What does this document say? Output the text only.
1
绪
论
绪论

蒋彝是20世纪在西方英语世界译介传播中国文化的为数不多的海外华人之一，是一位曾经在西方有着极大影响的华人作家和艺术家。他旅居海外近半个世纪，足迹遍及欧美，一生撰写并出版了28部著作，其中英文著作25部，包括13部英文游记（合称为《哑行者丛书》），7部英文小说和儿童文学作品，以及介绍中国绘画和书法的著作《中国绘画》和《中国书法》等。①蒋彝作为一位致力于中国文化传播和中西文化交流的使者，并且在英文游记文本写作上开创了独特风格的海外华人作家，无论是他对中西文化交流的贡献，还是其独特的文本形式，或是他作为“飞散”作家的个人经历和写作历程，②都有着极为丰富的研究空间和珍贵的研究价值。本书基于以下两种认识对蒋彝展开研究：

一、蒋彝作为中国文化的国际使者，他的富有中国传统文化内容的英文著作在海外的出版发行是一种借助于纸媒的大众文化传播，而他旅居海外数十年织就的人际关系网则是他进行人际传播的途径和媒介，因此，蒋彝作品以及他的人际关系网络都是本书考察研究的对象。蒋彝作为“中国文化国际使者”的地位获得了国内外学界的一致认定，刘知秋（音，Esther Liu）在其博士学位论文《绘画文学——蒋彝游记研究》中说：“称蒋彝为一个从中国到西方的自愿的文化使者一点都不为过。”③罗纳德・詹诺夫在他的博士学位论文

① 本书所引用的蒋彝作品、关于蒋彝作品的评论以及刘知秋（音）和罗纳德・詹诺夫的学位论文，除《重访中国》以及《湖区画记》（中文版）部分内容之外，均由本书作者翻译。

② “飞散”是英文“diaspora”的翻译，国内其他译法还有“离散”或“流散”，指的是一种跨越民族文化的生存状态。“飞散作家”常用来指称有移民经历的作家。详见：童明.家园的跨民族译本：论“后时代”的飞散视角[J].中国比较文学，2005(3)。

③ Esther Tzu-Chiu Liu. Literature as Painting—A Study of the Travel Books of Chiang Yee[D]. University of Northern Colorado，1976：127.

----

Problem:
Print the listing above in its entirety, with every line exact.

Reply:
What does this document say? Output the text only.
1
绪
论
绪论

蒋彝是20世纪在西方英语世界译介传播中国文化的为数不多的海外华人之一，是一位曾经在西方有着极大影响的华人作家和艺术家。他旅居海外近半个世纪，足迹遍及欧美，一生撰写并出版了28部著作，其中英文著作25部，包括13部英文游记（合称为《哑行者丛书》），7部英文小说和儿童文学作品，以及介绍中国绘画和书法的著作《中国绘画》和《中国书法》等。①蒋彝作为一位致力于中国文化传播和中西文化交流的使者，并且在英文游记文本写作上开创了独特风格的海外华人作家，无论是他对中西文化交流的贡献，还是其独特的文本形式，或是他作为“飞散”作家的个人经历和写作历程，②都有着极为丰富的研究空间和珍贵的研究价值。本书基于以下两种认识对蒋彝展开研究：

一、蒋彝作为中国文化的国际使者，他的富有中国传统文化内容的英文著作在海外的出版发行是一种借助于纸媒的大众文化传播，而他旅居海外数十年织就的人际关系网则是他进行人际传播的途径和媒介，因此，蒋彝作品以及他的人际关系网络都是本书考察研究的对象。蒋彝作为“中国文化国际使者”的地位获得了国内外学界的一致认定，刘知秋（音，Esther Liu）在其博士学位论文《绘画文学——蒋彝游记研究》中说：“称蒋彝为一个从中国到西方的自愿的文化使者一点都不为过。”③罗纳德・詹诺夫在他的博士学位论文

① 本书所引用的蒋彝作品、关于蒋彝作品的评论以及刘知秋（音）和罗纳德・詹诺夫的学位论文，除《重访中国》以及《湖区画记》（中文版）部分内容之外，均由本书作者翻译。

② “飞散”是英文“diaspora”的翻译，国内其他译法还有“离散”或“流散”，指的是一种跨越民族文化的生存状态。“飞散作家”常用来指称有移民经历的作家。详见：童明.家园的跨民族译本：论“后时代”的飞散视角[J].中国比较文学，2005(3)。

③ Esther Tzu-Chiu Liu. Literature as Painting—A Study of the Travel Books of Chiang Yee[D]. University of Northern Colorado，1976：127.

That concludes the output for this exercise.